Stored entries
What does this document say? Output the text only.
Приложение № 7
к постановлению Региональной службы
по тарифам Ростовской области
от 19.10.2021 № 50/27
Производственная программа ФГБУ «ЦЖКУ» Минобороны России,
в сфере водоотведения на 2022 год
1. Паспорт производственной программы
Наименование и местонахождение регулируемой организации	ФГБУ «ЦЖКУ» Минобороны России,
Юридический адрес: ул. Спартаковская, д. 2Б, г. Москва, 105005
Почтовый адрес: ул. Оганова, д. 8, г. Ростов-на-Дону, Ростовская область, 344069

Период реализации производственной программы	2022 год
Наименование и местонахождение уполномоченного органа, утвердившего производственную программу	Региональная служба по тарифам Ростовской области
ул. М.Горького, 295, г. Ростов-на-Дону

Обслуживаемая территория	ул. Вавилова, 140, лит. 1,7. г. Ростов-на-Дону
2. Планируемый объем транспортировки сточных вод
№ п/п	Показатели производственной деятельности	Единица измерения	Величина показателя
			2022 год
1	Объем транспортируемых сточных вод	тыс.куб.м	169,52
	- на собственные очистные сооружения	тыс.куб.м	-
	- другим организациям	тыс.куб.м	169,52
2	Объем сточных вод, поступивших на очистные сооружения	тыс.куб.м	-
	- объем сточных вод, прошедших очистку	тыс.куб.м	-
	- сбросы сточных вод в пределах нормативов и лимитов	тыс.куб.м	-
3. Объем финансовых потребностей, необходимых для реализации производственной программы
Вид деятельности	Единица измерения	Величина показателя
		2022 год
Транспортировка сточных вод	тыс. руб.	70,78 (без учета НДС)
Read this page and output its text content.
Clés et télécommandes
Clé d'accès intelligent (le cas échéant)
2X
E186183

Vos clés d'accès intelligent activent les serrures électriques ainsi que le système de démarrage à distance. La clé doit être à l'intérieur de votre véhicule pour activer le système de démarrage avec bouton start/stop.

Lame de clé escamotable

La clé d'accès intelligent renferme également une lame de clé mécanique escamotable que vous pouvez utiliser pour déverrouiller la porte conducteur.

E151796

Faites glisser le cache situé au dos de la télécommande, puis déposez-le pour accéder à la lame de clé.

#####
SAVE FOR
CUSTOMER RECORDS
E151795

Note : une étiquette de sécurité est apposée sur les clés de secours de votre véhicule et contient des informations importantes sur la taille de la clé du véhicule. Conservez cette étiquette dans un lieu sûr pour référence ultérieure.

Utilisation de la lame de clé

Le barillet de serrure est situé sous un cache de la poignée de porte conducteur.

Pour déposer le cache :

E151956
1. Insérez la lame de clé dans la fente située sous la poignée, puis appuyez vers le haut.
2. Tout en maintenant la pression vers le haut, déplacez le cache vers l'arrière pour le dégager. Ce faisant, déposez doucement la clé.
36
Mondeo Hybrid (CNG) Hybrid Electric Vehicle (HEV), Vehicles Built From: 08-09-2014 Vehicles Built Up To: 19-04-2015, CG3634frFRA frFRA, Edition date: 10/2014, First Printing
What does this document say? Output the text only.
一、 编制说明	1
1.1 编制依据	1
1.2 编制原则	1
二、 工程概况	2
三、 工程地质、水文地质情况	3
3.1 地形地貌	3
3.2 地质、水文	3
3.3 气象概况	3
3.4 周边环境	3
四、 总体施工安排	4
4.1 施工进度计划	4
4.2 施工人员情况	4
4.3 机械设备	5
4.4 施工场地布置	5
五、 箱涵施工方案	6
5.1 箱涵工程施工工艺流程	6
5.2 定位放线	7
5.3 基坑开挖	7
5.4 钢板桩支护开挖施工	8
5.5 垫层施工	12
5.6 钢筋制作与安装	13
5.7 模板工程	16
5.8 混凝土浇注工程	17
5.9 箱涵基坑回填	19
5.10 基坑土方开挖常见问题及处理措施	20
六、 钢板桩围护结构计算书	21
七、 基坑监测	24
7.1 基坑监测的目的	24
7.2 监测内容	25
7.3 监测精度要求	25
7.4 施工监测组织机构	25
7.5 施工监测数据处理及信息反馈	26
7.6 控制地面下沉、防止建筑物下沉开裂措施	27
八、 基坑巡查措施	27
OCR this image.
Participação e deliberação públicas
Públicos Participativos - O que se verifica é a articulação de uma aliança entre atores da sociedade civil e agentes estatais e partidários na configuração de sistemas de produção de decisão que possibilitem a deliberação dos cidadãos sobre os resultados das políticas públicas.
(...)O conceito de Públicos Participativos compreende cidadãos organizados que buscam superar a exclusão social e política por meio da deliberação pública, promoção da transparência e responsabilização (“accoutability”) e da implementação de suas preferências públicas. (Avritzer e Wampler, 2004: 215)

Your task: Retype the listing exactly, in full.

Final result:
What does this document say? Output the text only.
Приложение № 7
к постановлению Региональной службы
по тарифам Ростовской области
от 19.10.2021 № 50/27
Производственная программа ФГБУ «ЦЖКУ» Минобороны России,
в сфере водоотведения на 2022 год
1. Паспорт производственной программы
Наименование и местонахождение регулируемой организации	ФГБУ «ЦЖКУ» Минобороны России,
Юридический адрес: ул. Спартаковская, д. 2Б, г. Москва, 105005
Почтовый адрес: ул. Оганова, д. 8, г. Ростов-на-Дону, Ростовская область, 344069

Период реализации производственной программы	2022 год
Наименование и местонахождение уполномоченного органа, утвердившего производственную программу	Региональная служба по тарифам Ростовской области
ул. М.Горького, 295, г. Ростов-на-Дону

Обслуживаемая территория	ул. Вавилова, 140, лит. 1,7. г. Ростов-на-Дону
2. Планируемый объем транспортировки сточных вод
№ п/п	Показатели производственной деятельности	Единица измерения	Величина показателя
			2022 год
1	Объем транспортируемых сточных вод	тыс.куб.м	169,52
	- на собственные очистные сооружения	тыс.куб.м	-
	- другим организациям	тыс.куб.м	169,52
2	Объем сточных вод, поступивших на очистные сооружения	тыс.куб.м	-
	- объем сточных вод, прошедших очистку	тыс.куб.м	-
	- сбросы сточных вод в пределах нормативов и лимитов	тыс.куб.м	-
3. Объем финансовых потребностей, необходимых для реализации производственной программы
Вид деятельности	Единица измерения	Величина показателя
		2022 год
Транспортировка сточных вод	тыс. руб.	70,78 (без учета НДС)
Read this page and output its text content.
Clés et télécommandes
Clé d'accès intelligent (le cas échéant)
2X
E186183

Vos clés d'accès intelligent activent les serrures électriques ainsi que le système de démarrage à distance. La clé doit être à l'intérieur de votre véhicule pour activer le système de démarrage avec bouton start/stop.

Lame de clé escamotable

La clé d'accès intelligent renferme également une lame de clé mécanique escamotable que vous pouvez utiliser pour déverrouiller la porte conducteur.

E151796

Faites glisser le cache situé au dos de la télécommande, puis déposez-le pour accéder à la lame de clé.

#####
SAVE FOR
CUSTOMER RECORDS
E151795

Note : une étiquette de sécurité est apposée sur les clés de secours de votre véhicule et contient des informations importantes sur la taille de la clé du véhicule. Conservez cette étiquette dans un lieu sûr pour référence ultérieure.

Utilisation de la lame de clé

Le barillet de serrure est situé sous un cache de la poignée de porte conducteur.

Pour déposer le cache :

E151956
1. Insérez la lame de clé dans la fente située sous la poignée, puis appuyez vers le haut.
2. Tout en maintenant la pression vers le haut, déplacez le cache vers l'arrière pour le dégager. Ce faisant, déposez doucement la clé.
36
Mondeo Hybrid (CNG) Hybrid Electric Vehicle (HEV), Vehicles Built From: 08-09-2014 Vehicles Built Up To: 19-04-2015, CG3634frFRA frFRA, Edition date: 10/2014, First Printing
What does this document say? Output the text only.
一、 编制说明	1
1.1 编制依据	1
1.2 编制原则	1
二、 工程概况	2
三、 工程地质、水文地质情况	3
3.1 地形地貌	3
3.2 地质、水文	3
3.3 气象概况	3
3.4 周边环境	3
四、 总体施工安排	4
4.1 施工进度计划	4
4.2 施工人员情况	4
4.3 机械设备	5
4.4 施工场地布置	5
五、 箱涵施工方案	6
5.1 箱涵工程施工工艺流程	6
5.2 定位放线	7
5.3 基坑开挖	7
5.4 钢板桩支护开挖施工	8
5.5 垫层施工	12
5.6 钢筋制作与安装	13
5.7 模板工程	16
5.8 混凝土浇注工程	17
5.9 箱涵基坑回填	19
5.10 基坑土方开挖常见问题及处理措施	20
六、 钢板桩围护结构计算书	21
七、 基坑监测	24
7.1 基坑监测的目的	24
7.2 监测内容	25
7.3 监测精度要求	25
7.4 施工监测组织机构	25
7.5 施工监测数据处理及信息反馈	26
7.6 控制地面下沉、防止建筑物下沉开裂措施	27
八、 基坑巡查措施	27
OCR this image.
Participação e deliberação públicas
Públicos Participativos - O que se verifica é a articulação de uma aliança entre atores da sociedade civil e agentes estatais e partidários na configuração de sistemas de produção de decisão que possibilitem a deliberação dos cidadãos sobre os resultados das políticas públicas.
(...)O conceito de Públicos Participativos compreende cidadãos organizados que buscam superar a exclusão social e política por meio da deliberação pública, promoção da transparência e responsabilização (“accoutability”) e da implementação de suas preferências públicas. (Avritzer e Wampler, 2004: 215)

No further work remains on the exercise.